* [What is required]
Consider the data that follows and state how many lines contain the string "солнца", using the number alone.

* [Given entries]
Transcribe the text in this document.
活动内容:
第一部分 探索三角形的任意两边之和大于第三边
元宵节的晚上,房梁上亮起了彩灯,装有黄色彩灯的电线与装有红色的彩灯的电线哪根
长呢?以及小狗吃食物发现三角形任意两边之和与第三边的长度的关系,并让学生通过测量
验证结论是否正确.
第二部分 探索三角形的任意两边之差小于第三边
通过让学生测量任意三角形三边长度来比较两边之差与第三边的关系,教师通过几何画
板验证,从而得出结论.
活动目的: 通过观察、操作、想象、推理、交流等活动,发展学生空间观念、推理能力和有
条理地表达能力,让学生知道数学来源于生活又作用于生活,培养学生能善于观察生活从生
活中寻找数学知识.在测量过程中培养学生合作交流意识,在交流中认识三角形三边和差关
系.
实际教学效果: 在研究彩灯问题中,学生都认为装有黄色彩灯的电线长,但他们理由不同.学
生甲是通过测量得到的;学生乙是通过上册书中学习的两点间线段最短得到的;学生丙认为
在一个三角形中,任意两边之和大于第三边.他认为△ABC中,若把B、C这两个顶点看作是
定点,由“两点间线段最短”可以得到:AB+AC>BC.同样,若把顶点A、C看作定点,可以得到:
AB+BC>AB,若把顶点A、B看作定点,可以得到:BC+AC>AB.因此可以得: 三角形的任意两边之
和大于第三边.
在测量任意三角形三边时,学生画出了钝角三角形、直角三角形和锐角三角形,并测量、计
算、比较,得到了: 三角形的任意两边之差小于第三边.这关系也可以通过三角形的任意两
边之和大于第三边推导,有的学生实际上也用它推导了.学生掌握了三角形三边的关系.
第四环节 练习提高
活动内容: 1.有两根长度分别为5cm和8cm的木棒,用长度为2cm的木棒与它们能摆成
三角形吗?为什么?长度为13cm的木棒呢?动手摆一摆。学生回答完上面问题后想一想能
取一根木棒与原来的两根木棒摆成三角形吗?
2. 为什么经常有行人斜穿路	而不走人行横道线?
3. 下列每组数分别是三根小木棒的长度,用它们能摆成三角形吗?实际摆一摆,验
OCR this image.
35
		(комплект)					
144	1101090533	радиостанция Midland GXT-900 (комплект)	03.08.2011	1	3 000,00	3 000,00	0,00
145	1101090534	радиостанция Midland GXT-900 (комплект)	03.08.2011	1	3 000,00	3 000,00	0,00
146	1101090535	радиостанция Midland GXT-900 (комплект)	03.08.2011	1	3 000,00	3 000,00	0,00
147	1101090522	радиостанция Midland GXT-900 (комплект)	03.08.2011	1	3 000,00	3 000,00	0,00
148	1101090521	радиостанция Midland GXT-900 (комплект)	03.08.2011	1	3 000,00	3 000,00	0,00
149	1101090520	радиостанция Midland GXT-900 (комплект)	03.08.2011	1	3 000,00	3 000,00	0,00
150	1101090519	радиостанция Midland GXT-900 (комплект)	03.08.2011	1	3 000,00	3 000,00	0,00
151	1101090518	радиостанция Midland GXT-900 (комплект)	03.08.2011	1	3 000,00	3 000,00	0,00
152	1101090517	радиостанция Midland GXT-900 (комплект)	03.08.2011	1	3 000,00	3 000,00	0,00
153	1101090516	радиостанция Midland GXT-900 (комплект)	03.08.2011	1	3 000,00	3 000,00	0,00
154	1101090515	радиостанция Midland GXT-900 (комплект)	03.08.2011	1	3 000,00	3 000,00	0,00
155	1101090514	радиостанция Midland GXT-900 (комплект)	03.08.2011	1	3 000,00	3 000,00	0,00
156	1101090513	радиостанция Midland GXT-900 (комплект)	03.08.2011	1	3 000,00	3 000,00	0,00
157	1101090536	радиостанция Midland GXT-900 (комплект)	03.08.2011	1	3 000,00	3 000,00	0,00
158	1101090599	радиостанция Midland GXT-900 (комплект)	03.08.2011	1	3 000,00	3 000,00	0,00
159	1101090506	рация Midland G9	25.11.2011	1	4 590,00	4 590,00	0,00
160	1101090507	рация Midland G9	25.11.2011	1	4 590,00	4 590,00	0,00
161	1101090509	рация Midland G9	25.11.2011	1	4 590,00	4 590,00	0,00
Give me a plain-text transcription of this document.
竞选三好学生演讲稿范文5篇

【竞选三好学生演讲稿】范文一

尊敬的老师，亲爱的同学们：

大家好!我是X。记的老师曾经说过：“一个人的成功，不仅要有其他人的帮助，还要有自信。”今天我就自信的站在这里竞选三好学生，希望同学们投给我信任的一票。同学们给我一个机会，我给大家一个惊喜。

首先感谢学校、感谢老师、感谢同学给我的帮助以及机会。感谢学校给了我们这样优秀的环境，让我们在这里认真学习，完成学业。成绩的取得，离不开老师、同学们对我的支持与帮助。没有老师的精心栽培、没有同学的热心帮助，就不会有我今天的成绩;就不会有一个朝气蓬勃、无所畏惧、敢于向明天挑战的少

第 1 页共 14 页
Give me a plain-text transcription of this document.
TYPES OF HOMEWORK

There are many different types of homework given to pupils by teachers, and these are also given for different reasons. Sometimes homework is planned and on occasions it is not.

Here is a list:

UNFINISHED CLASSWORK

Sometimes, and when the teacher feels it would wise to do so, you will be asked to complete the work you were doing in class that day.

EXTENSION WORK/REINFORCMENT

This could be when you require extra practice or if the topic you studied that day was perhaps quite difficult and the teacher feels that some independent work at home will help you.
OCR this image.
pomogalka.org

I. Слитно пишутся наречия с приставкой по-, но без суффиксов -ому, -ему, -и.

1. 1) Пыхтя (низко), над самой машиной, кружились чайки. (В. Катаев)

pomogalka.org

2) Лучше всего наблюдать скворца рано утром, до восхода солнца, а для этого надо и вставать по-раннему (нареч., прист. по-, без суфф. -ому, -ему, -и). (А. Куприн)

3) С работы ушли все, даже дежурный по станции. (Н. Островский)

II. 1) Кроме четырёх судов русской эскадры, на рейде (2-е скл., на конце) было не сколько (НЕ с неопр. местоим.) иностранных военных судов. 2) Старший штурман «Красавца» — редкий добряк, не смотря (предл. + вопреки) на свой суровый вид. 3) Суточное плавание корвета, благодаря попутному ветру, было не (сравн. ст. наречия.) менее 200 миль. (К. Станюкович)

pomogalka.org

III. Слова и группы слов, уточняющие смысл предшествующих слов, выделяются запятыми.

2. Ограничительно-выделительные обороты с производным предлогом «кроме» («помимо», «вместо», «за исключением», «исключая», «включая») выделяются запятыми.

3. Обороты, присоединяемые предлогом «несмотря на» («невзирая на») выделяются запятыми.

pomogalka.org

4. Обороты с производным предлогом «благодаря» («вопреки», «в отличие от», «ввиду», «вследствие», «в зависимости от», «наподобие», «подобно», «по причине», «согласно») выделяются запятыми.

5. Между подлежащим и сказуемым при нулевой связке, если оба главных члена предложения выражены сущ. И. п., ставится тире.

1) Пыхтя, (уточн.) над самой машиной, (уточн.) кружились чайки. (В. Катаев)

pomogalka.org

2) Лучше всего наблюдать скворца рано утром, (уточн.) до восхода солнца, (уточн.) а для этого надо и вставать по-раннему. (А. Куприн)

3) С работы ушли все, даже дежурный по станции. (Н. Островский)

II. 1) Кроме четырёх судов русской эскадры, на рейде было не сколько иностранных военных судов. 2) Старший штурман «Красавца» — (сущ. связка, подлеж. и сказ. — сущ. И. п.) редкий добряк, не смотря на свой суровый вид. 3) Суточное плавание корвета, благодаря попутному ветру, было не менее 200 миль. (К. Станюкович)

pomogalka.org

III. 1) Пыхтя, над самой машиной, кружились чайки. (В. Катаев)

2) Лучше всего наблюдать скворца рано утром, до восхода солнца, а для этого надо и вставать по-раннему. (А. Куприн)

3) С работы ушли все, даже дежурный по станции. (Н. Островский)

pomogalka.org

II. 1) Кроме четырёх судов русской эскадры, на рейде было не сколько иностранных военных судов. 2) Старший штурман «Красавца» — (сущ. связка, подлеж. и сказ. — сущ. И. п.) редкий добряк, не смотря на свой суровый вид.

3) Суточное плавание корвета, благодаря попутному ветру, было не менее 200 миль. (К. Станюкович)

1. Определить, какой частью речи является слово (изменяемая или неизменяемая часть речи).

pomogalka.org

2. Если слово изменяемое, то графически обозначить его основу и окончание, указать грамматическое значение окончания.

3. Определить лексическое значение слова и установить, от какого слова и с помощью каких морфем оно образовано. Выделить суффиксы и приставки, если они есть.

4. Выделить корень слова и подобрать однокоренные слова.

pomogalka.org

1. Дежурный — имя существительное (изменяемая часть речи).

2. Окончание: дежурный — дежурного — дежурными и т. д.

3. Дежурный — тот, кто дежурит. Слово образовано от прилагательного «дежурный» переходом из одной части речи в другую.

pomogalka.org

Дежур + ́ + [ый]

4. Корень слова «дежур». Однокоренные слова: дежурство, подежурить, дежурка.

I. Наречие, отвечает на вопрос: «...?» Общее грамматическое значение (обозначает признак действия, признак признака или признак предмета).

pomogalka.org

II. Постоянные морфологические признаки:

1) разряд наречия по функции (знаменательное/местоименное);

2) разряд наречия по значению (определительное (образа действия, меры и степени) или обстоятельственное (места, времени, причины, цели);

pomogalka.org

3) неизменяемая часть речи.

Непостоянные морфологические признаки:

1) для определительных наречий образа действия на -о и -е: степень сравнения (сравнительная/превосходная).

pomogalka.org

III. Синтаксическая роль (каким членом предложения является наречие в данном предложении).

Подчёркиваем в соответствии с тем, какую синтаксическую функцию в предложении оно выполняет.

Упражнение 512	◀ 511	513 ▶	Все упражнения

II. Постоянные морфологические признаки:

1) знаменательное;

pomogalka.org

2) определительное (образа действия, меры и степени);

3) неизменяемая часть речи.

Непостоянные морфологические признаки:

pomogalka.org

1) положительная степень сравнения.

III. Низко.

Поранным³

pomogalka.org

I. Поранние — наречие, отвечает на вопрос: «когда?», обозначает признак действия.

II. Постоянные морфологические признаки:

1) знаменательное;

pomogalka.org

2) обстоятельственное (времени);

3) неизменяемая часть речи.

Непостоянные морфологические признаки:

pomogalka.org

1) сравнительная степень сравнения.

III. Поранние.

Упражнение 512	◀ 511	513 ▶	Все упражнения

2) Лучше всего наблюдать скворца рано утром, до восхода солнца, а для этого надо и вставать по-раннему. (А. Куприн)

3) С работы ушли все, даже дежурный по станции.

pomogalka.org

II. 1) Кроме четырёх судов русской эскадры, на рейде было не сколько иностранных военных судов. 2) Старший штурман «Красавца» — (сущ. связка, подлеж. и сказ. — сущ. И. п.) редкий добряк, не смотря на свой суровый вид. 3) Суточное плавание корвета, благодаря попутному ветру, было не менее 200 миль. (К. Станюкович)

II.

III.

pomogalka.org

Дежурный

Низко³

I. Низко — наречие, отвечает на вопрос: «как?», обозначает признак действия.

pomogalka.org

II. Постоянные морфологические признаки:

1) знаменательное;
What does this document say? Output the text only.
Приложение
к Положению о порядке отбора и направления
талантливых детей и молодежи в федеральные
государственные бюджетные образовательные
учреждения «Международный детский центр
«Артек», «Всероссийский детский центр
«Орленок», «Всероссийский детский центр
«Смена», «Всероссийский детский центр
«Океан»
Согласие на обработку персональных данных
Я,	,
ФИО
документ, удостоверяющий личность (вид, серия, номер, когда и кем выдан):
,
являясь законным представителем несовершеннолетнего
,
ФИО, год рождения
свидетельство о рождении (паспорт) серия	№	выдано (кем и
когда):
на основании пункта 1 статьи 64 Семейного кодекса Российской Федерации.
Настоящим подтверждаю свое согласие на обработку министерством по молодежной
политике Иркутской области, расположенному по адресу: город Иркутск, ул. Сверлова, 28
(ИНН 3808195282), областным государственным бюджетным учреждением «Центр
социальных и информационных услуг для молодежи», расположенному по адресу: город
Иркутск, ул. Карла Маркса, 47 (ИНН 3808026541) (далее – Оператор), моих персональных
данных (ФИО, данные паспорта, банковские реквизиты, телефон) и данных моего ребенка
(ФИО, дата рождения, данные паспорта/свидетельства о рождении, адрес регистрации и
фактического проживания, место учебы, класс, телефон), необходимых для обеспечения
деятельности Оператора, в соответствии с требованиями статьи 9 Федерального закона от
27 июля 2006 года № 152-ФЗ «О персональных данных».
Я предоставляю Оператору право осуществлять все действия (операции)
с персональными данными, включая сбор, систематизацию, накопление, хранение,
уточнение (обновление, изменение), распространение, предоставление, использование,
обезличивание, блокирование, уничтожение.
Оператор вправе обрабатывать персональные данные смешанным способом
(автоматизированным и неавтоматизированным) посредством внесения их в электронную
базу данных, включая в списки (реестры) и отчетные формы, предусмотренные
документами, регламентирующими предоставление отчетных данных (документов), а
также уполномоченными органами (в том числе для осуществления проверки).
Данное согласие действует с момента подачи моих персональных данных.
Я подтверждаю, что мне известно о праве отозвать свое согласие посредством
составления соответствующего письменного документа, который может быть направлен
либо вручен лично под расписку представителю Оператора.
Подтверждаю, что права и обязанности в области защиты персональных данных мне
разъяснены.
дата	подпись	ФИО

* [The completed task]
4